PROBLEM DETAILS: Go through the data below and gather each line containing "European".

EXCERPTED DATA:
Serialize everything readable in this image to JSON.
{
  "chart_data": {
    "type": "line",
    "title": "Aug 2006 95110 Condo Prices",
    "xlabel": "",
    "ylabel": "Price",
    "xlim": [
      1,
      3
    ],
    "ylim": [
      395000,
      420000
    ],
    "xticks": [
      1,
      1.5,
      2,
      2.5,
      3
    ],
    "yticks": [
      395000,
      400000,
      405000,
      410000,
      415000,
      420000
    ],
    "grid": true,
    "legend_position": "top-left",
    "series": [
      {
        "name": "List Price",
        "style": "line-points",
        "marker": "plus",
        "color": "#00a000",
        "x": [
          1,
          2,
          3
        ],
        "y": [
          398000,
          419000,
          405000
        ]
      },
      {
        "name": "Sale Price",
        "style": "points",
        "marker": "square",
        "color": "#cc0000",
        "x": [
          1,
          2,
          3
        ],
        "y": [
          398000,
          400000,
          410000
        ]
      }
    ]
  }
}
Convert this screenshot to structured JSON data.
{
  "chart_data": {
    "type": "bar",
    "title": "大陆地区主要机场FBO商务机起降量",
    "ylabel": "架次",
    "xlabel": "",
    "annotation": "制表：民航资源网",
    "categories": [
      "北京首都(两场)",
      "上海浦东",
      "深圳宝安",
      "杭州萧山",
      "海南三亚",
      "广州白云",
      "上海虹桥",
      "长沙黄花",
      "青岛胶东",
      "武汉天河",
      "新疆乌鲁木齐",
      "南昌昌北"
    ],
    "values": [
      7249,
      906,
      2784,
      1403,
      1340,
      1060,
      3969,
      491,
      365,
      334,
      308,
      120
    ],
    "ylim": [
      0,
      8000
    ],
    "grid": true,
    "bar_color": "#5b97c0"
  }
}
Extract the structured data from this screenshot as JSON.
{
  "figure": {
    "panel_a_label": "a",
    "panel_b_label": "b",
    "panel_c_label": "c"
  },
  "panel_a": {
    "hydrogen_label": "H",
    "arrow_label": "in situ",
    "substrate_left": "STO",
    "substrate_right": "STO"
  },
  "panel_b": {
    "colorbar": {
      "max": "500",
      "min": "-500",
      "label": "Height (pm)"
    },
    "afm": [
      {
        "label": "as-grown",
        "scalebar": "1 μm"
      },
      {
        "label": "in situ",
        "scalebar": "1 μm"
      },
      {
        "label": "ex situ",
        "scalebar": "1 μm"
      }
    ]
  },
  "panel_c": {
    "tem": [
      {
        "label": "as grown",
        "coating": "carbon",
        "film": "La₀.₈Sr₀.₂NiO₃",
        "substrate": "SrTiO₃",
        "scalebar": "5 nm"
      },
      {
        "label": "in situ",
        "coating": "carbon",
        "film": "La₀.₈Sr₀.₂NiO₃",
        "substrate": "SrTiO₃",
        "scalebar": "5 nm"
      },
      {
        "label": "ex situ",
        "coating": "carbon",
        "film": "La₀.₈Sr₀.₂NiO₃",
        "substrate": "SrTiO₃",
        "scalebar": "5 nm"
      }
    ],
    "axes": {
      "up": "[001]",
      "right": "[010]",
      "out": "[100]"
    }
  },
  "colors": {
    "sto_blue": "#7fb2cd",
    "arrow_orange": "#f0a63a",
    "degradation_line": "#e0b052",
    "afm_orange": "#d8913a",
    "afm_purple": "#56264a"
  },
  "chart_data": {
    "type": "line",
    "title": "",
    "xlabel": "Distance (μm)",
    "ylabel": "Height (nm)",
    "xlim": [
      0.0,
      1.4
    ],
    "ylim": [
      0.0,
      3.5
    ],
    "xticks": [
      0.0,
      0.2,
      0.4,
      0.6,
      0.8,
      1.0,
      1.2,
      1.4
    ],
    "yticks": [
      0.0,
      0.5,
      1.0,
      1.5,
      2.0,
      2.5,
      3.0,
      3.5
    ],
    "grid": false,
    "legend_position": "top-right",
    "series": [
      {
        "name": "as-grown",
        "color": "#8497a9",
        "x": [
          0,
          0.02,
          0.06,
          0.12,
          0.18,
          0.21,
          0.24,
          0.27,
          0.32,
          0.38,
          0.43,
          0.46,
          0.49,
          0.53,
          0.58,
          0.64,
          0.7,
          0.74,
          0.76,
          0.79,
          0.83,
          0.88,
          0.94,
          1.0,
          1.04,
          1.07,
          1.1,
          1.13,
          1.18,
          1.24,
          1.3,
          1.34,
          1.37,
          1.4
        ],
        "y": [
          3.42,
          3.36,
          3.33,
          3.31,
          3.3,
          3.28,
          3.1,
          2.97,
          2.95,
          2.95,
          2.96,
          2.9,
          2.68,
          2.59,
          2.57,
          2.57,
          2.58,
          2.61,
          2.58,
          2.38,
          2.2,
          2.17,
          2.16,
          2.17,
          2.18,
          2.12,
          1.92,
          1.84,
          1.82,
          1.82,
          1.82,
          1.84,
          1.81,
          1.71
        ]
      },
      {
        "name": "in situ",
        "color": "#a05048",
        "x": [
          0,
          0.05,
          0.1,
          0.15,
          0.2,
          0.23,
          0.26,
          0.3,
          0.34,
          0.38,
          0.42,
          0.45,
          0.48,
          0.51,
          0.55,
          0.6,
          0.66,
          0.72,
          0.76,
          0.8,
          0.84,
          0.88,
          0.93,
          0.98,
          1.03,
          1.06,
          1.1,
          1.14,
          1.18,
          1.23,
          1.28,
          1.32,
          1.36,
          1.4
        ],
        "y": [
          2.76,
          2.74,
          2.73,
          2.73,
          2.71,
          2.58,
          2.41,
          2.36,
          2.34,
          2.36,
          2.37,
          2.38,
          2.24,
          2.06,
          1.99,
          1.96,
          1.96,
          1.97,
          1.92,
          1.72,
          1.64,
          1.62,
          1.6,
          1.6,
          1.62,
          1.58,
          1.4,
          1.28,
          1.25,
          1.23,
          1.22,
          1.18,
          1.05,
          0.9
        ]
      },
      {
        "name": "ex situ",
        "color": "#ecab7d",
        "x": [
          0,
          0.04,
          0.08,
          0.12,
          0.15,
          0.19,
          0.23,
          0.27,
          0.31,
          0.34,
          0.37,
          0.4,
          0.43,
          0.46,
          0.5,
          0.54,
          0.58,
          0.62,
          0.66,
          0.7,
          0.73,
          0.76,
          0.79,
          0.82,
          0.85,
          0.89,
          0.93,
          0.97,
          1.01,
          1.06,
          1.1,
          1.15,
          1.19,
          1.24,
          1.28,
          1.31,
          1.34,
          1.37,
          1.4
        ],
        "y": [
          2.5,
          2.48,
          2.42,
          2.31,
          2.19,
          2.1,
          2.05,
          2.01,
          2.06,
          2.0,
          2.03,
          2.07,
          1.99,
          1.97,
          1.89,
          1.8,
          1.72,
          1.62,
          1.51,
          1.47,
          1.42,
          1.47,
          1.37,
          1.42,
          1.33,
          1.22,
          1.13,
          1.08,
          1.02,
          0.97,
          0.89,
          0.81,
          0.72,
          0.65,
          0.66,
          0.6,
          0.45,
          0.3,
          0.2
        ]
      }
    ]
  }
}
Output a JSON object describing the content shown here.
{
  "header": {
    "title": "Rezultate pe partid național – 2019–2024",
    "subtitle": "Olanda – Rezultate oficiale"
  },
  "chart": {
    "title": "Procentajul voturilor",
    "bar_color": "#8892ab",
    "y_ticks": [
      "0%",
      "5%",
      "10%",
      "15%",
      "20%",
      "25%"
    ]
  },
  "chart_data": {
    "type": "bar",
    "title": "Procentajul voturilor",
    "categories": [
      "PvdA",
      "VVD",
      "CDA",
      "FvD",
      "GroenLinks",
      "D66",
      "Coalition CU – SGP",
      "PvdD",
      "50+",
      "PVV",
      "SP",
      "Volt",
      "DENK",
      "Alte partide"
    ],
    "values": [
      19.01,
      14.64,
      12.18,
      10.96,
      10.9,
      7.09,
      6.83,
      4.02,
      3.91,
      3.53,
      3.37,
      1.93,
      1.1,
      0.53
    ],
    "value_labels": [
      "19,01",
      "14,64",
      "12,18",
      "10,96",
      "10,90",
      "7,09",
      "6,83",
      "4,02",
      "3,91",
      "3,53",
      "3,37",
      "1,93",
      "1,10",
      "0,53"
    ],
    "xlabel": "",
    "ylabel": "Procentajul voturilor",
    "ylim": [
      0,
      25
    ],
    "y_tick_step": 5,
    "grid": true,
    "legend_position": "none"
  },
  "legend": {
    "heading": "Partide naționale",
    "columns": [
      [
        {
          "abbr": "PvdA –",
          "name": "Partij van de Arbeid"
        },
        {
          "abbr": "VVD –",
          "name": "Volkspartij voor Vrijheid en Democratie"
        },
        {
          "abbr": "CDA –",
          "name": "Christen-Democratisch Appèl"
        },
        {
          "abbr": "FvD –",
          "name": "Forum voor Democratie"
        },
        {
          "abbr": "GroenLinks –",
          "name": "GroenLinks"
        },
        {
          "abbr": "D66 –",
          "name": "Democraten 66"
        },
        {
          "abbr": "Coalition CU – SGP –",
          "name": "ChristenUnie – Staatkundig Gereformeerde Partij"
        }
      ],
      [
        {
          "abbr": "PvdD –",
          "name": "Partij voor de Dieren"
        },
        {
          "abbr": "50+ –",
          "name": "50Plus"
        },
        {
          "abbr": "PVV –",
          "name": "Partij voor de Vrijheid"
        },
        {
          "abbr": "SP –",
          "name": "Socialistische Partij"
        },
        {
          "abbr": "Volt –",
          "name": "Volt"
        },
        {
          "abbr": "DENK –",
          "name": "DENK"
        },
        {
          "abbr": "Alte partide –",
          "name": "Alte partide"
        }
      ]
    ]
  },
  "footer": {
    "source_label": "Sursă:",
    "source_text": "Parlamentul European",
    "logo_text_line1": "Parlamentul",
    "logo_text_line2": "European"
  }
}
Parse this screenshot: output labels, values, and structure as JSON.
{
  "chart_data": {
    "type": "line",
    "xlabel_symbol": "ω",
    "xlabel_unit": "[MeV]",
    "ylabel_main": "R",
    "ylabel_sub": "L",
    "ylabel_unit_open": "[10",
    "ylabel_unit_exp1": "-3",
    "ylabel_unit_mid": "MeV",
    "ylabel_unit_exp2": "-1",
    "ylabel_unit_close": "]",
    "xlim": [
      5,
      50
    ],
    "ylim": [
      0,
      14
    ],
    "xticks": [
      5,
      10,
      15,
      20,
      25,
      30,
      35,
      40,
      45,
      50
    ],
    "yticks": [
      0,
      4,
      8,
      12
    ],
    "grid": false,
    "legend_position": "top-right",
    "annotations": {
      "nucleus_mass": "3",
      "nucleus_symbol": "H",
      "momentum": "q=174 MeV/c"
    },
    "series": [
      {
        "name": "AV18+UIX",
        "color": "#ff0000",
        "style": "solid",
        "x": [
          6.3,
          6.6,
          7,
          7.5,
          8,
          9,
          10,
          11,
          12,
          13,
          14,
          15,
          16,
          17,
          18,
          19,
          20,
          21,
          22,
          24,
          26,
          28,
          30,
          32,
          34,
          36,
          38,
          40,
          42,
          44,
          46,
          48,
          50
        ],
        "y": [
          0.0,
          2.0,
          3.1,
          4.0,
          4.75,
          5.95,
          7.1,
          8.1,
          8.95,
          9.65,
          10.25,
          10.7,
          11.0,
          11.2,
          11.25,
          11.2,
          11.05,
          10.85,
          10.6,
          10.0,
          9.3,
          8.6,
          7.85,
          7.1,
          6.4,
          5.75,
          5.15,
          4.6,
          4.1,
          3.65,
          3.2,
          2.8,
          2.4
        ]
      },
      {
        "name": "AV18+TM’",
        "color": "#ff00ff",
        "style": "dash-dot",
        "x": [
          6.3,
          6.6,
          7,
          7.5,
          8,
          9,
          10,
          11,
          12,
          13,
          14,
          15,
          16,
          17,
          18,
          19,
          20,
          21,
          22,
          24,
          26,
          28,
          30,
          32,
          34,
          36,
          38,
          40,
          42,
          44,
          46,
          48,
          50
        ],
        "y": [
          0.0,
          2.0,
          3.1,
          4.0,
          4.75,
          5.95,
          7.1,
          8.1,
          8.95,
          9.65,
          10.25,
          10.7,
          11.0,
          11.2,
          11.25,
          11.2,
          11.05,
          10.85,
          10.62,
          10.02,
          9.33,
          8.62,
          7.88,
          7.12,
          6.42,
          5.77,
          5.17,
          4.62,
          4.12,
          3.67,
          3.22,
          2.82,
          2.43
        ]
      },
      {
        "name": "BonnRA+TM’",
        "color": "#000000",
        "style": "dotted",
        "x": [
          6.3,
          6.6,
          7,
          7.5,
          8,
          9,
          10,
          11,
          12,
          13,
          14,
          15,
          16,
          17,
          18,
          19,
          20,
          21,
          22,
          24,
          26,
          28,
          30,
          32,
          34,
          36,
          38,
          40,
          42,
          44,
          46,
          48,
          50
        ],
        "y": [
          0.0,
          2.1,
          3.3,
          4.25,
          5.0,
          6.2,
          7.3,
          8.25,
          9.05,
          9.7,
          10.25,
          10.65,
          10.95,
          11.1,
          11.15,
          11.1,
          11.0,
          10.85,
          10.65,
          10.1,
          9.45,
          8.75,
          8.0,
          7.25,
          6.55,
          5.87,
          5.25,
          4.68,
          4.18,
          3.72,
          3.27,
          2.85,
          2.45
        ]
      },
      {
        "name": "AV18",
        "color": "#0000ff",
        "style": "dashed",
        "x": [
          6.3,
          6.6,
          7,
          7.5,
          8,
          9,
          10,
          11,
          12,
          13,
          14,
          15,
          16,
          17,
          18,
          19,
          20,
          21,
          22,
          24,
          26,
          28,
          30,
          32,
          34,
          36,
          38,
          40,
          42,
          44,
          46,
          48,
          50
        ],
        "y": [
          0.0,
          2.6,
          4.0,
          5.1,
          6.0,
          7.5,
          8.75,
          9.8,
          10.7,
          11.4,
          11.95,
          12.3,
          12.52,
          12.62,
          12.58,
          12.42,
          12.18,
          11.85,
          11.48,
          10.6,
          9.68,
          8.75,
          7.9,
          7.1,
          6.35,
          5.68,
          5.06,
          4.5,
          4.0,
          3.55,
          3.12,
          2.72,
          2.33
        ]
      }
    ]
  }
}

ANSWER TO THE PROBLEM:
    "source_text": "Parlamentul European",
    "logo_text_line2": "European"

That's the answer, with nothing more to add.